_Stated problem_: Leave out the pictures and restate the rest of the data exactly.

_Exercise materials_:
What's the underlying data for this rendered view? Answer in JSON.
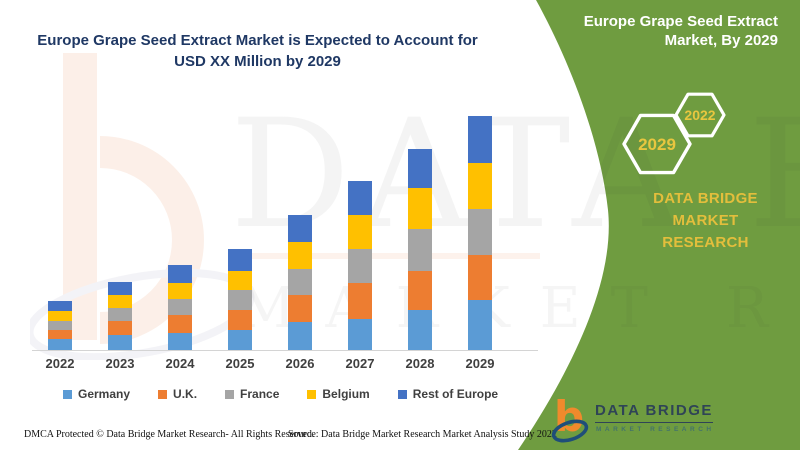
{
  "header": {
    "title_line1": "Europe Grape Seed Extract Market is Expected to Account for",
    "title_line2": "USD XX Million by 2029"
  },
  "chart_data": {
    "type": "bar",
    "stacked": true,
    "title": "Europe Grape Seed Extract Market is Expected to Account for USD XX Million by 2029",
    "xlabel": "",
    "ylabel": "",
    "value_axis_visible": false,
    "grid": false,
    "legend_position": "bottom",
    "units": "relative units (chart labels values only as USD XX Million; heights estimated from pixels)",
    "ylim": [
      0,
      250
    ],
    "categories": [
      "2022",
      "2023",
      "2024",
      "2025",
      "2026",
      "2027",
      "2028",
      "2029"
    ],
    "series": [
      {
        "name": "Germany",
        "color": "#5B9BD5",
        "values": [
          11,
          15,
          17,
          20,
          28,
          31,
          40,
          50
        ]
      },
      {
        "name": "U.K.",
        "color": "#ED7D31",
        "values": [
          9,
          14,
          18,
          20,
          27,
          36,
          39,
          45
        ]
      },
      {
        "name": "France",
        "color": "#A5A5A5",
        "values": [
          9,
          13,
          16,
          20,
          26,
          34,
          42,
          46
        ]
      },
      {
        "name": "Belgium",
        "color": "#FFC000",
        "values": [
          10,
          13,
          16,
          19,
          27,
          34,
          41,
          46
        ]
      },
      {
        "name": "Rest of Europe",
        "color": "#4472C4",
        "values": [
          10,
          13,
          18,
          22,
          27,
          34,
          39,
          47
        ]
      }
    ]
  },
  "side_panel": {
    "background_color": "#6F9C40",
    "title_line1": "Europe Grape Seed Extract",
    "title_line2": "Market, By 2029",
    "hexagons": [
      "2029",
      "2022"
    ],
    "brand_line1": "DATA BRIDGE MARKET",
    "brand_line2": "RESEARCH",
    "accent_text_color": "#E3BE3C"
  },
  "logo": {
    "name": "DATA BRIDGE",
    "subtitle": "MARKET RESEARCH"
  },
  "footer": {
    "left": "DMCA Protected © Data Bridge Market Research- All Rights Reserved.",
    "source": "Source: Data Bridge Market Research Market Analysis Study 2022"
  },
  "watermark": {
    "line1": "DATA BRIDGE",
    "line2": "MARKET RESEARCH"
  }
}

_Written answer_:
What's the underlying data for this rendered view? Answer in JSON.
{
  "header": {
    "title_line1": "Europe Grape Seed Extract Market is Expected to Account for",
    "title_line2": "USD XX Million by 2029"
  },
  "chart_data": {
    "type": "bar",
    "stacked": true,
    "title": "Europe Grape Seed Extract Market is Expected to Account for USD XX Million by 2029",
    "xlabel": "",
    "ylabel": "",
    "value_axis_visible": false,
    "grid": false,
    "legend_position": "bottom",
    "units": "relative units (chart labels values only as USD XX Million; heights estimated from pixels)",
    "ylim": [
      0,
      250
    ],
    "categories": [
      "2022",
      "2023",
      "2024",
      "2025",
      "2026",
      "2027",
      "2028",
      "2029"
    ],
    "series": [
      {
        "name": "Germany",
        "color": "#5B9BD5",
        "values": [
          11,
          15,
          17,
          20,
          28,
          31,
          40,
          50
        ]
      },
      {
        "name": "U.K.",
        "color": "#ED7D31",
        "values": [
          9,
          14,
          18,
          20,
          27,
          36,
          39,
          45
        ]
      },
      {
        "name": "France",
        "color": "#A5A5A5",
        "values": [
          9,
          13,
          16,
          20,
          26,
          34,
          42,
          46
        ]
      },
      {
        "name": "Belgium",
        "color": "#FFC000",
        "values": [
          10,
          13,
          16,
          19,
          27,
          34,
          41,
          46
        ]
      },
      {
        "name": "Rest of Europe",
        "color": "#4472C4",
        "values": [
          10,
          13,
          18,
          22,
          27,
          34,
          39,
          47
        ]
      }
    ]
  },
  "side_panel": {
    "background_color": "#6F9C40",
    "title_line1": "Europe Grape Seed Extract",
    "title_line2": "Market, By 2029",
    "hexagons": [
      "2029",
      "2022"
    ],
    "brand_line1": "DATA BRIDGE MARKET",
    "brand_line2": "RESEARCH",
    "accent_text_color": "#E3BE3C"
  },
  "logo": {
    "name": "DATA BRIDGE",
    "subtitle": "MARKET RESEARCH"
  },
  "footer": {
    "left": "DMCA Protected © Data Bridge Market Research- All Rights Reserved.",
    "source": "Source: Data Bridge Market Research Market Analysis Study 2022"
  },
  "watermark": {
    "line1": "DATA BRIDGE",
    "line2": "MARKET RESEARCH"
  }
}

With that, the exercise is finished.